◆ Your instructions
The entire listing is to be repeated verbatim.

◆ Dataset rows about figures
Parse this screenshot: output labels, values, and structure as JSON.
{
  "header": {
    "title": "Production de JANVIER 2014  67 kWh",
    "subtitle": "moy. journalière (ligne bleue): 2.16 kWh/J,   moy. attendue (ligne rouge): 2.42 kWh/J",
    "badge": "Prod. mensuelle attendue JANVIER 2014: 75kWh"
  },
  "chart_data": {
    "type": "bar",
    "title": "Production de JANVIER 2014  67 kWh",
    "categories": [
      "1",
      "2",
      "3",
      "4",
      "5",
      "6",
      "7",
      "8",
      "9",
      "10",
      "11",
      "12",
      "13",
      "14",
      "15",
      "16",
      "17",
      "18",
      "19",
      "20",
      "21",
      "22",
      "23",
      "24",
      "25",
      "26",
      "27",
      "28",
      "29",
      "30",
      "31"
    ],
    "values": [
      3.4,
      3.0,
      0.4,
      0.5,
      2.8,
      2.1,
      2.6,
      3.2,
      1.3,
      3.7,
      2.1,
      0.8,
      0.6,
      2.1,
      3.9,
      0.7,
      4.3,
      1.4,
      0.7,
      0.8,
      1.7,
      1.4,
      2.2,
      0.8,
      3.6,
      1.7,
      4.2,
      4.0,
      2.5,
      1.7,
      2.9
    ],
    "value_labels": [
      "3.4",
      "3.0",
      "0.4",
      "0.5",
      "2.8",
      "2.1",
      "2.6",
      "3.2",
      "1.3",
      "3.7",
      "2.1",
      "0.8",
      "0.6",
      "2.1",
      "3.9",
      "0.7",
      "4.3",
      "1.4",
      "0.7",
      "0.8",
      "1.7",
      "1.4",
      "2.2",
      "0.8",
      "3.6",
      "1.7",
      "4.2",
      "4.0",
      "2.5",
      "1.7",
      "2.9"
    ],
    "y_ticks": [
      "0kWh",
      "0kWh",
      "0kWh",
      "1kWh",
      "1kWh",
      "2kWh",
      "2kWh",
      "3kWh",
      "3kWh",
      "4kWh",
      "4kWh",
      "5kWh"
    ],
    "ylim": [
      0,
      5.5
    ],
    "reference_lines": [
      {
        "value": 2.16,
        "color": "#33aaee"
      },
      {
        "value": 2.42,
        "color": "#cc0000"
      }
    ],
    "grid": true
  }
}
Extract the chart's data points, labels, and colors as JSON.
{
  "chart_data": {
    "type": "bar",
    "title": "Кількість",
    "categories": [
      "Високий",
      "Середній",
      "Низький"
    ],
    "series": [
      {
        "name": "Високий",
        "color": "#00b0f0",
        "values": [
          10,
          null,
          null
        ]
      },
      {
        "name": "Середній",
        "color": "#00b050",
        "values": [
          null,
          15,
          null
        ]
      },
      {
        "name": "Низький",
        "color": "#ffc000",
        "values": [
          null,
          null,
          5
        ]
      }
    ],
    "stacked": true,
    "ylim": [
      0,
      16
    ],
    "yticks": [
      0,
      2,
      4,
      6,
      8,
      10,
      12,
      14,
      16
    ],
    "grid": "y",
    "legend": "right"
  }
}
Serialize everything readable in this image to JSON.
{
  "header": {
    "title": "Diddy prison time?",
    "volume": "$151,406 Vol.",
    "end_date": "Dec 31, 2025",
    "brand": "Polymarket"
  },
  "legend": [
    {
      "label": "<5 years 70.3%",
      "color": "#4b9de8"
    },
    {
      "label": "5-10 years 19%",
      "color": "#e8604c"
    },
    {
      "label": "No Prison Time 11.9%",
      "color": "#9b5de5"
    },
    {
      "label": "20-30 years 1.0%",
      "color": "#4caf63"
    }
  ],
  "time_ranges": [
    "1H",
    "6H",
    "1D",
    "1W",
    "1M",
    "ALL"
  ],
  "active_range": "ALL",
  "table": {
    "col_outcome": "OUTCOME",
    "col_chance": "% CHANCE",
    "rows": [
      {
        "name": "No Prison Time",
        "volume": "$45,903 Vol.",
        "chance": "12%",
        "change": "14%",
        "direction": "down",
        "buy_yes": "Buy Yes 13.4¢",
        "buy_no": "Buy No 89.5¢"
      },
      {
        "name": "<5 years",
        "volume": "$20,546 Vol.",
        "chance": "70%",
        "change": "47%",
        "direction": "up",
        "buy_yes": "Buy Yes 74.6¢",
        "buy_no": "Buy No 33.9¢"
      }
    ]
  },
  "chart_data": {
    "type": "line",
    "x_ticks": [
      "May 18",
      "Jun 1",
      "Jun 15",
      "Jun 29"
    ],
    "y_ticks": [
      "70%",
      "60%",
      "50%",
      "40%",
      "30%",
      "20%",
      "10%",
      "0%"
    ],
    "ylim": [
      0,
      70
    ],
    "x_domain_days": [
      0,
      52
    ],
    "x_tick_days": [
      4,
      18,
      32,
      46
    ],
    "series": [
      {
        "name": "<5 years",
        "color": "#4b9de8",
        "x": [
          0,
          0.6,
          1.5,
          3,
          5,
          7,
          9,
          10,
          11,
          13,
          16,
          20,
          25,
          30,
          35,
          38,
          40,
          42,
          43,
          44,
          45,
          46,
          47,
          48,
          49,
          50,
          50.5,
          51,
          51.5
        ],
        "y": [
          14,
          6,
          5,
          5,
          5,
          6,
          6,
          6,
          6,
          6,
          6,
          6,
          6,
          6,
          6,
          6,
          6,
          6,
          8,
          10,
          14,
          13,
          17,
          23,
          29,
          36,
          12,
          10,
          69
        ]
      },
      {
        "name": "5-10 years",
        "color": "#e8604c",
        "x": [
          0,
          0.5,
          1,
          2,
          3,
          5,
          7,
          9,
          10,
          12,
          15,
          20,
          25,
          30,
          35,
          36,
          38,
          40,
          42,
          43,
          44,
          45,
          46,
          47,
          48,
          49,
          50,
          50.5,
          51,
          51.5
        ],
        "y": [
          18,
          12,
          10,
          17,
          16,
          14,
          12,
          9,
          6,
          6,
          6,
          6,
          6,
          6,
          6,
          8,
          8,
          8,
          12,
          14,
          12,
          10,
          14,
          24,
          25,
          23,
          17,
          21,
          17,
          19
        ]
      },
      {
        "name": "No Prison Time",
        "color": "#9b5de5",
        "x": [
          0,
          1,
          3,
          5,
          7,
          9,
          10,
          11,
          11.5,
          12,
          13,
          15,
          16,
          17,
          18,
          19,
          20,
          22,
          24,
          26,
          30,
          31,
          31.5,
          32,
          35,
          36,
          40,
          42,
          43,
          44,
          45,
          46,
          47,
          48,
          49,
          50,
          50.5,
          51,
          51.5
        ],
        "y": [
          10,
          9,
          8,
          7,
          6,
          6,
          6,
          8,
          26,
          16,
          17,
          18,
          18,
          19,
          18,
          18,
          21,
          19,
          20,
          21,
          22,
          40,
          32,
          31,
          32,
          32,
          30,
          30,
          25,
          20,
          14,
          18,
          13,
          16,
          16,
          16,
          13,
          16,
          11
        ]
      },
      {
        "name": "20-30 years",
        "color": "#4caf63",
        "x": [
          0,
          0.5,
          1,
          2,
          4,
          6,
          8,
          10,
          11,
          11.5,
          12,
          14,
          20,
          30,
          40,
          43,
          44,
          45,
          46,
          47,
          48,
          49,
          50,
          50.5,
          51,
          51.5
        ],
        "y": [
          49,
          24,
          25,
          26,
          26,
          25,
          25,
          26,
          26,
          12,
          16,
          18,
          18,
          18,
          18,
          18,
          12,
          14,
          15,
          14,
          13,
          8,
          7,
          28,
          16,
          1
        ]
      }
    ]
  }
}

◆ Response to this task
Parse this screenshot: output labels, values, and structure as JSON.
{
  "header": {
    "title": "Production de JANVIER 2014  67 kWh",
    "subtitle": "moy. journalière (ligne bleue): 2.16 kWh/J,   moy. attendue (ligne rouge): 2.42 kWh/J",
    "badge": "Prod. mensuelle attendue JANVIER 2014: 75kWh"
  },
  "chart_data": {
    "type": "bar",
    "title": "Production de JANVIER 2014  67 kWh",
    "categories": [
      "1",
      "2",
      "3",
      "4",
      "5",
      "6",
      "7",
      "8",
      "9",
      "10",
      "11",
      "12",
      "13",
      "14",
      "15",
      "16",
      "17",
      "18",
      "19",
      "20",
      "21",
      "22",
      "23",
      "24",
      "25",
      "26",
      "27",
      "28",
      "29",
      "30",
      "31"
    ],
    "values": [
      3.4,
      3.0,
      0.4,
      0.5,
      2.8,
      2.1,
      2.6,
      3.2,
      1.3,
      3.7,
      2.1,
      0.8,
      0.6,
      2.1,
      3.9,
      0.7,
      4.3,
      1.4,
      0.7,
      0.8,
      1.7,
      1.4,
      2.2,
      0.8,
      3.6,
      1.7,
      4.2,
      4.0,
      2.5,
      1.7,
      2.9
    ],
    "value_labels": [
      "3.4",
      "3.0",
      "0.4",
      "0.5",
      "2.8",
      "2.1",
      "2.6",
      "3.2",
      "1.3",
      "3.7",
      "2.1",
      "0.8",
      "0.6",
      "2.1",
      "3.9",
      "0.7",
      "4.3",
      "1.4",
      "0.7",
      "0.8",
      "1.7",
      "1.4",
      "2.2",
      "0.8",
      "3.6",
      "1.7",
      "4.2",
      "4.0",
      "2.5",
      "1.7",
      "2.9"
    ],
    "y_ticks": [
      "0kWh",
      "0kWh",
      "0kWh",
      "1kWh",
      "1kWh",
      "2kWh",
      "2kWh",
      "3kWh",
      "3kWh",
      "4kWh",
      "4kWh",
      "5kWh"
    ],
    "ylim": [
      0,
      5.5
    ],
    "reference_lines": [
      {
        "value": 2.16,
        "color": "#33aaee"
      },
      {
        "value": 2.42,
        "color": "#cc0000"
      }
    ],
    "grid": true
  }
}
Extract the chart's data points, labels, and colors as JSON.
{
  "chart_data": {
    "type": "bar",
    "title": "Кількість",
    "categories": [
      "Високий",
      "Середній",
      "Низький"
    ],
    "series": [
      {
        "name": "Високий",
        "color": "#00b0f0",
        "values": [
          10,
          null,
          null
        ]
      },
      {
        "name": "Середній",
        "color": "#00b050",
        "values": [
          null,
          15,
          null
        ]
      },
      {
        "name": "Низький",
        "color": "#ffc000",
        "values": [
          null,
          null,
          5
        ]
      }
    ],
    "stacked": true,
    "ylim": [
      0,
      16
    ],
    "yticks": [
      0,
      2,
      4,
      6,
      8,
      10,
      12,
      14,
      16
    ],
    "grid": "y",
    "legend": "right"
  }
}
Serialize everything readable in this image to JSON.
{
  "header": {
    "title": "Diddy prison time?",
    "volume": "$151,406 Vol.",
    "end_date": "Dec 31, 2025",
    "brand": "Polymarket"
  },
  "legend": [
    {
      "label": "<5 years 70.3%",
      "color": "#4b9de8"
    },
    {
      "label": "5-10 years 19%",
      "color": "#e8604c"
    },
    {
      "label": "No Prison Time 11.9%",
      "color": "#9b5de5"
    },
    {
      "label": "20-30 years 1.0%",
      "color": "#4caf63"
    }
  ],
  "time_ranges": [
    "1H",
    "6H",
    "1D",
    "1W",
    "1M",
    "ALL"
  ],
  "active_range": "ALL",
  "table": {
    "col_outcome": "OUTCOME",
    "col_chance": "% CHANCE",
    "rows": [
      {
        "name": "No Prison Time",
        "volume": "$45,903 Vol.",
        "chance": "12%",
        "change": "14%",
        "direction": "down",
        "buy_yes": "Buy Yes 13.4¢",
        "buy_no": "Buy No 89.5¢"
      },
      {
        "name": "<5 years",
        "volume": "$20,546 Vol.",
        "chance": "70%",
        "change": "47%",
        "direction": "up",
        "buy_yes": "Buy Yes 74.6¢",
        "buy_no": "Buy No 33.9¢"
      }
    ]
  },
  "chart_data": {
    "type": "line",
    "x_ticks": [
      "May 18",
      "Jun 1",
      "Jun 15",
      "Jun 29"
    ],
    "y_ticks": [
      "70%",
      "60%",
      "50%",
      "40%",
      "30%",
      "20%",
      "10%",
      "0%"
    ],
    "ylim": [
      0,
      70
    ],
    "x_domain_days": [
      0,
      52
    ],
    "x_tick_days": [
      4,
      18,
      32,
      46
    ],
    "series": [
      {
        "name": "<5 years",
        "color": "#4b9de8",
        "x": [
          0,
          0.6,
          1.5,
          3,
          5,
          7,
          9,
          10,
          11,
          13,
          16,
          20,
          25,
          30,
          35,
          38,
          40,
          42,
          43,
          44,
          45,
          46,
          47,
          48,
          49,
          50,
          50.5,
          51,
          51.5
        ],
        "y": [
          14,
          6,
          5,
          5,
          5,
          6,
          6,
          6,
          6,
          6,
          6,
          6,
          6,
          6,
          6,
          6,
          6,
          6,
          8,
          10,
          14,
          13,
          17,
          23,
          29,
          36,
          12,
          10,
          69
        ]
      },
      {
        "name": "5-10 years",
        "color": "#e8604c",
        "x": [
          0,
          0.5,
          1,
          2,
          3,
          5,
          7,
          9,
          10,
          12,
          15,
          20,
          25,
          30,
          35,
          36,
          38,
          40,
          42,
          43,
          44,
          45,
          46,
          47,
          48,
          49,
          50,
          50.5,
          51,
          51.5
        ],
        "y": [
          18,
          12,
          10,
          17,
          16,
          14,
          12,
          9,
          6,
          6,
          6,
          6,
          6,
          6,
          6,
          8,
          8,
          8,
          12,
          14,
          12,
          10,
          14,
          24,
          25,
          23,
          17,
          21,
          17,
          19
        ]
      },
      {
        "name": "No Prison Time",
        "color": "#9b5de5",
        "x": [
          0,
          1,
          3,
          5,
          7,
          9,
          10,
          11,
          11.5,
          12,
          13,
          15,
          16,
          17,
          18,
          19,
          20,
          22,
          24,
          26,
          30,
          31,
          31.5,
          32,
          35,
          36,
          40,
          42,
          43,
          44,
          45,
          46,
          47,
          48,
          49,
          50,
          50.5,
          51,
          51.5
        ],
        "y": [
          10,
          9,
          8,
          7,
          6,
          6,
          6,
          8,
          26,
          16,
          17,
          18,
          18,
          19,
          18,
          18,
          21,
          19,
          20,
          21,
          22,
          40,
          32,
          31,
          32,
          32,
          30,
          30,
          25,
          20,
          14,
          18,
          13,
          16,
          16,
          16,
          13,
          16,
          11
        ]
      },
      {
        "name": "20-30 years",
        "color": "#4caf63",
        "x": [
          0,
          0.5,
          1,
          2,
          4,
          6,
          8,
          10,
          11,
          11.5,
          12,
          14,
          20,
          30,
          40,
          43,
          44,
          45,
          46,
          47,
          48,
          49,
          50,
          50.5,
          51,
          51.5
        ],
        "y": [
          49,
          24,
          25,
          26,
          26,
          25,
          25,
          26,
          26,
          12,
          16,
          18,
          18,
          18,
          18,
          18,
          12,
          14,
          15,
          14,
          13,
          8,
          7,
          28,
          16,
          1
        ]
      }
    ]
  }
}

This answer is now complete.